▶ **Record excerpts**
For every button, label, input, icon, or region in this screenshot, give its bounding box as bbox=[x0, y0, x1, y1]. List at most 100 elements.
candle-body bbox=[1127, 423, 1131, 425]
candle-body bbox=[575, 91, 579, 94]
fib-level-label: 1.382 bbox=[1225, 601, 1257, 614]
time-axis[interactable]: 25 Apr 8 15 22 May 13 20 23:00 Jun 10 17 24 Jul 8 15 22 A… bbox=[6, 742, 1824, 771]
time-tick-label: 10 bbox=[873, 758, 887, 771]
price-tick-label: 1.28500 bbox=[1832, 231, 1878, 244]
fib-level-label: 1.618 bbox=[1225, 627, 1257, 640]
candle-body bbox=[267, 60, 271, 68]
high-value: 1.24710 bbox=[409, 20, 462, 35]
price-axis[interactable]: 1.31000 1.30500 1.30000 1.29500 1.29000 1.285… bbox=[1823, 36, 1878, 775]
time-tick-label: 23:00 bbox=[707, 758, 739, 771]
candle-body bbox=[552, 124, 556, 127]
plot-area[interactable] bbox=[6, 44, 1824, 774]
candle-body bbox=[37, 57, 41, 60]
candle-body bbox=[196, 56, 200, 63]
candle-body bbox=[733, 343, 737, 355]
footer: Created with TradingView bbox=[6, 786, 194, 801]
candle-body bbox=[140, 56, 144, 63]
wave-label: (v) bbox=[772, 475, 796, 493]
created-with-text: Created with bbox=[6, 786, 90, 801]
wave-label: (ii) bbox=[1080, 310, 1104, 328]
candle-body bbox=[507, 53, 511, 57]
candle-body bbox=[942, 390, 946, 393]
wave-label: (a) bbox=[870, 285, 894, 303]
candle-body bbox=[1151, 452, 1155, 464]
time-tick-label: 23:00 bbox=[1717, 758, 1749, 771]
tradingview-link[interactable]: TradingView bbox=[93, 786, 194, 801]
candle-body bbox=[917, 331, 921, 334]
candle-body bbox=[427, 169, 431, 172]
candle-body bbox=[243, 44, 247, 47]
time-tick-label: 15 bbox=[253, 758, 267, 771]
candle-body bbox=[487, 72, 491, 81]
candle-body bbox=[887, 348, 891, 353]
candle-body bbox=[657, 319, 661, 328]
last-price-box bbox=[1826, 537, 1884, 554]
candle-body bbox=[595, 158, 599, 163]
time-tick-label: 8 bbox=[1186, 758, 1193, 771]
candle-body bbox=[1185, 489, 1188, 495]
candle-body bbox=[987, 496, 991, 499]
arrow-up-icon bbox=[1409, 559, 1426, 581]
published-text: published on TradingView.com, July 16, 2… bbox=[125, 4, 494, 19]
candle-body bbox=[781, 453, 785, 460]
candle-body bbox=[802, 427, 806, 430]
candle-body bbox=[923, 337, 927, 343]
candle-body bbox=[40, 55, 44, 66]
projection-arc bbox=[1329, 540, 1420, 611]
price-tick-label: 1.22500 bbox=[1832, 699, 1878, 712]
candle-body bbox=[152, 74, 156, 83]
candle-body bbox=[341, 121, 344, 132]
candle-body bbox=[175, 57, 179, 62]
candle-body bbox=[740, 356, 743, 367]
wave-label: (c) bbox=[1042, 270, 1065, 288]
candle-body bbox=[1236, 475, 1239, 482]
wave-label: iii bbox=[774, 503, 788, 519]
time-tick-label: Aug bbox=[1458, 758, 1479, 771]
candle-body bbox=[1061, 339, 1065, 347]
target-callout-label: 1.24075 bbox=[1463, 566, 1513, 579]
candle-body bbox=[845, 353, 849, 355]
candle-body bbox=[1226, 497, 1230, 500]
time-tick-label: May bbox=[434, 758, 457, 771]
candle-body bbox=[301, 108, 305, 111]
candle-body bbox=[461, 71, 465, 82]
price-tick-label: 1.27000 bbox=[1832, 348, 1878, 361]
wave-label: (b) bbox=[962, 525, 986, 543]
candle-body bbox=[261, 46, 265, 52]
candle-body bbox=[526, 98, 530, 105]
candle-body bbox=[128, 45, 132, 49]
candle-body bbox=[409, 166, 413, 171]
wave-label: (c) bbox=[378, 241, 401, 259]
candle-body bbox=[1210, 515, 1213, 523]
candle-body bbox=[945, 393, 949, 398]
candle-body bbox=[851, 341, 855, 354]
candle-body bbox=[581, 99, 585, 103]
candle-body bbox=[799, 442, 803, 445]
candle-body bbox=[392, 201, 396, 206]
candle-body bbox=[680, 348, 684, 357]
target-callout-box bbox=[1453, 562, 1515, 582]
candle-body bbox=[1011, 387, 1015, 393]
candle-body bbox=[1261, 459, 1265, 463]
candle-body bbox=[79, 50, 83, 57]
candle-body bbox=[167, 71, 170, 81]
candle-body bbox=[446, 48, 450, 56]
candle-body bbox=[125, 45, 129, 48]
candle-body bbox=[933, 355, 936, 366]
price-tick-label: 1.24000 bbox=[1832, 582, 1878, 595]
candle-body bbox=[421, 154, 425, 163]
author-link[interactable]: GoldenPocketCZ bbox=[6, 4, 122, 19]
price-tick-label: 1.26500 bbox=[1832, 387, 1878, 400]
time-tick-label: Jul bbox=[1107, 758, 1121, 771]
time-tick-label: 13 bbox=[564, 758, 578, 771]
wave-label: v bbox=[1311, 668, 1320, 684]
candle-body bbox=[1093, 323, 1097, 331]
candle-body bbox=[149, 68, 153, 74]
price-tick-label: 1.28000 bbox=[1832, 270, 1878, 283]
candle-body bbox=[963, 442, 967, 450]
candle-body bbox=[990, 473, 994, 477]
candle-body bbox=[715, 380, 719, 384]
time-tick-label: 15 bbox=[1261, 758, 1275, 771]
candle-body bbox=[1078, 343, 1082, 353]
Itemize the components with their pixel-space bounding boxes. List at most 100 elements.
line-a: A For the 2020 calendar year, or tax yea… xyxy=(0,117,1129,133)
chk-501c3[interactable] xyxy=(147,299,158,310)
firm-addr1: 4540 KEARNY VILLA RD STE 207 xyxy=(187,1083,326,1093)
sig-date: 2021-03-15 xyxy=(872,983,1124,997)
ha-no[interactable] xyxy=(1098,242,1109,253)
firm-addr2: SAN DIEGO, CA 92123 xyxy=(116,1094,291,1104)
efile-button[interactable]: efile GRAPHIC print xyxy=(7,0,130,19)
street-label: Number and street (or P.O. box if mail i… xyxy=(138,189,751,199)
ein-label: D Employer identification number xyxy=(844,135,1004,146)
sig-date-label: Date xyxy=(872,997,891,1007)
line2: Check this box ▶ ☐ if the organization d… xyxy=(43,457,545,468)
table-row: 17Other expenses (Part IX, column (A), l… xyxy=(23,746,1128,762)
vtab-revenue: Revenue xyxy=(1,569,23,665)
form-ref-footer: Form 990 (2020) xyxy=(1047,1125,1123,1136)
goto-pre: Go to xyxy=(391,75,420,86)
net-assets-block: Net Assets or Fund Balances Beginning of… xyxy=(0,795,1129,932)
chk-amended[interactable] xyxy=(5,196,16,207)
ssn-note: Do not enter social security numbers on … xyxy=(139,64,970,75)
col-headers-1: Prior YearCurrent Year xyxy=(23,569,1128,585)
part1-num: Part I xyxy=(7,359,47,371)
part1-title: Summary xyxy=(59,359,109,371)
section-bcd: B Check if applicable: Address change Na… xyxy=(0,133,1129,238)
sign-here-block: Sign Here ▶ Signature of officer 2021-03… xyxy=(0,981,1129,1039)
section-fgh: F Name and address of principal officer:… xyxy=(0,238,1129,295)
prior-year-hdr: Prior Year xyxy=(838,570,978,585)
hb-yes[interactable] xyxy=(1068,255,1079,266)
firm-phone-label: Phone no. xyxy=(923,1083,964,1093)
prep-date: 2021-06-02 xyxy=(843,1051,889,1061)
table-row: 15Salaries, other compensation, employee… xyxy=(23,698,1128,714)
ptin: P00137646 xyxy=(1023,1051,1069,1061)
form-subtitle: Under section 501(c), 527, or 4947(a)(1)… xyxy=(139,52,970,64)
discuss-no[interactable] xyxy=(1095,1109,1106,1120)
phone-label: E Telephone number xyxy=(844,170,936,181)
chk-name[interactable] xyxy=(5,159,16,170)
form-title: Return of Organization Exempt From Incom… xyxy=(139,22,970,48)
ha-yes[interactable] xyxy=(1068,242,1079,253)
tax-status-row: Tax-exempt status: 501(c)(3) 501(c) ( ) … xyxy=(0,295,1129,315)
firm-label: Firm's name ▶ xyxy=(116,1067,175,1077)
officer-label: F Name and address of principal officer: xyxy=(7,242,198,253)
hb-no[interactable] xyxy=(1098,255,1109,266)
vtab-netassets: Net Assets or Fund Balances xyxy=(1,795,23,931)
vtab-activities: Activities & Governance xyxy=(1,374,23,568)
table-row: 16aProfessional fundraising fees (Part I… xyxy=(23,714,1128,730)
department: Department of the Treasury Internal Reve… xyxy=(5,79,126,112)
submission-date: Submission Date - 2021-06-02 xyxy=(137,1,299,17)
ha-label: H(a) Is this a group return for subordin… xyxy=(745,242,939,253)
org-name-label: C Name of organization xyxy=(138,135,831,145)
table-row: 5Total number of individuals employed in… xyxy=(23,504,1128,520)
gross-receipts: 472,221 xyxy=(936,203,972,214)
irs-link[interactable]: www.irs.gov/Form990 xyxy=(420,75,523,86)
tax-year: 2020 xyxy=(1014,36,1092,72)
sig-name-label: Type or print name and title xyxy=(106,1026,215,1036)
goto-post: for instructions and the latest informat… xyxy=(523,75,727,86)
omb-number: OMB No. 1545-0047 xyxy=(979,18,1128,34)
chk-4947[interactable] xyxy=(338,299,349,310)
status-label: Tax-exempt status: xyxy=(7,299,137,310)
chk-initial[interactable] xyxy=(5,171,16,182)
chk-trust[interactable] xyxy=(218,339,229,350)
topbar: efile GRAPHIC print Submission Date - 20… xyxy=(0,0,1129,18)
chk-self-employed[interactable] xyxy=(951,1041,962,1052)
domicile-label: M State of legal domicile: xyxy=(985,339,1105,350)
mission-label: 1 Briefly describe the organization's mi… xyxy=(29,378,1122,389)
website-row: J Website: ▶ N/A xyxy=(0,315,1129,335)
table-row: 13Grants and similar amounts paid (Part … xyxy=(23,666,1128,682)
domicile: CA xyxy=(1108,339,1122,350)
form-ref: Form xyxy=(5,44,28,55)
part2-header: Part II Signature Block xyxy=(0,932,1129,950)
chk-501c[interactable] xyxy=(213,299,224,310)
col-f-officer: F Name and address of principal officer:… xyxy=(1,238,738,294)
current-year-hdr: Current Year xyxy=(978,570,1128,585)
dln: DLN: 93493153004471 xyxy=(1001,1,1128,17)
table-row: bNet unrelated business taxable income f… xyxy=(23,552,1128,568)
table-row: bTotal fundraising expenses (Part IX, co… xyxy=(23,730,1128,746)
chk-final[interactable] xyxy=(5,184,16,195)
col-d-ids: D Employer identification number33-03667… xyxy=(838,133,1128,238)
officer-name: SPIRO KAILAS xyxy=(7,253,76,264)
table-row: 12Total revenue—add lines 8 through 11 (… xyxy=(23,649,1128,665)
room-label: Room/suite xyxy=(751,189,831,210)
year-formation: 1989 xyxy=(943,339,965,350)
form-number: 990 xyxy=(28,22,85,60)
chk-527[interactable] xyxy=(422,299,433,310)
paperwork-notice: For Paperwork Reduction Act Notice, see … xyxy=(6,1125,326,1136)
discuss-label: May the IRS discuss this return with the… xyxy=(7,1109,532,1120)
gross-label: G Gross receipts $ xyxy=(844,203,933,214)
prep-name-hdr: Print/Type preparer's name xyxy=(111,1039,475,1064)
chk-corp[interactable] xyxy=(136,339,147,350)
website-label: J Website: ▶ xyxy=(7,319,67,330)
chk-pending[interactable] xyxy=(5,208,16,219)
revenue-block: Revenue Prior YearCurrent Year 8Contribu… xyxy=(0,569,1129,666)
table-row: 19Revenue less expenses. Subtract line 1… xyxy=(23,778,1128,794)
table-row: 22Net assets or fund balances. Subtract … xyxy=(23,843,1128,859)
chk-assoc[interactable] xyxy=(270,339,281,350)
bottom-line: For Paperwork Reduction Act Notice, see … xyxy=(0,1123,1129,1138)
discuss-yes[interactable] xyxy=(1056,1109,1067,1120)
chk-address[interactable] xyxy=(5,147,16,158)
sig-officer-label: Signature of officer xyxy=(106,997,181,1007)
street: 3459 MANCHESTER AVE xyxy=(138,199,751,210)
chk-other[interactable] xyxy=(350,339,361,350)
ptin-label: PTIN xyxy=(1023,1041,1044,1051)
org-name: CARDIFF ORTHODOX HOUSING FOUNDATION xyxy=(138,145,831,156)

▶ **Your objective**
Write the records as a JSON list of strings, one string per line and no blank lines, from the start of the records through the line containing "candle-body bbox=[40, 55, 44, 66]", both ends included.

▶ **Solution to this problem**
[
  "For every button, label, input, icon, or region in this screenshot, give its bounding box as bbox=[x0, y0, x1, y1]. List at most 100 elements.",
  "candle-body bbox=[1127, 423, 1131, 425]",
  "candle-body bbox=[575, 91, 579, 94]",
  "fib-level-label: 1.382 bbox=[1225, 601, 1257, 614]",
  "time-axis[interactable]: 25 Apr 8 15 22 May 13 20 23:00 Jun 10 17 24 Jul 8 15 22 A… bbox=[6, 742, 1824, 771]",
  "time-tick-label: 10 bbox=[873, 758, 887, 771]",
  "price-tick-label: 1.28500 bbox=[1832, 231, 1878, 244]",
  "fib-level-label: 1.618 bbox=[1225, 627, 1257, 640]",
  "candle-body bbox=[267, 60, 271, 68]",
  "high-value: 1.24710 bbox=[409, 20, 462, 35]",
  "price-axis[interactable]: 1.31000 1.30500 1.30000 1.29500 1.29000 1.285… bbox=[1823, 36, 1878, 775]",
  "time-tick-label: 23:00 bbox=[707, 758, 739, 771]",
  "candle-body bbox=[552, 124, 556, 127]",
  "plot-area[interactable] bbox=[6, 44, 1824, 774]",
  "candle-body bbox=[37, 57, 41, 60]",
  "candle-body bbox=[196, 56, 200, 63]",
  "candle-body bbox=[733, 343, 737, 355]",
  "footer: Created with TradingView bbox=[6, 786, 194, 801]",
  "candle-body bbox=[140, 56, 144, 63]",
  "wave-label: (v) bbox=[772, 475, 796, 493]",
  "created-with-text: Created with bbox=[6, 786, 90, 801]",
  "wave-label: (ii) bbox=[1080, 310, 1104, 328]",
  "candle-body bbox=[507, 53, 511, 57]",
  "candle-body bbox=[942, 390, 946, 393]",
  "wave-label: (a) bbox=[870, 285, 894, 303]",
  "candle-body bbox=[1151, 452, 1155, 464]",
  "time-tick-label: 23:00 bbox=[1717, 758, 1749, 771]",
  "tradingview-link[interactable]: TradingView bbox=[93, 786, 194, 801]",
  "candle-body bbox=[917, 331, 921, 334]",
  "candle-body bbox=[427, 169, 431, 172]",
  "candle-body bbox=[243, 44, 247, 47]",
  "time-tick-label: 15 bbox=[253, 758, 267, 771]",
  "candle-body bbox=[487, 72, 491, 81]",
  "candle-body bbox=[887, 348, 891, 353]",
  "candle-body bbox=[657, 319, 661, 328]",
  "last-price-box bbox=[1826, 537, 1884, 554]",
  "candle-body bbox=[595, 158, 599, 163]",
  "time-tick-label: 8 bbox=[1186, 758, 1193, 771]",
  "candle-body bbox=[1185, 489, 1188, 495]",
  "candle-body bbox=[987, 496, 991, 499]",
  "arrow-up-icon bbox=[1409, 559, 1426, 581]",
  "published-text: published on TradingView.com, July 16, 2… bbox=[125, 4, 494, 19]",
  "candle-body bbox=[781, 453, 785, 460]",
  "candle-body bbox=[802, 427, 806, 430]",
  "candle-body bbox=[923, 337, 927, 343]",
  "candle-body bbox=[40, 55, 44, 66]"
]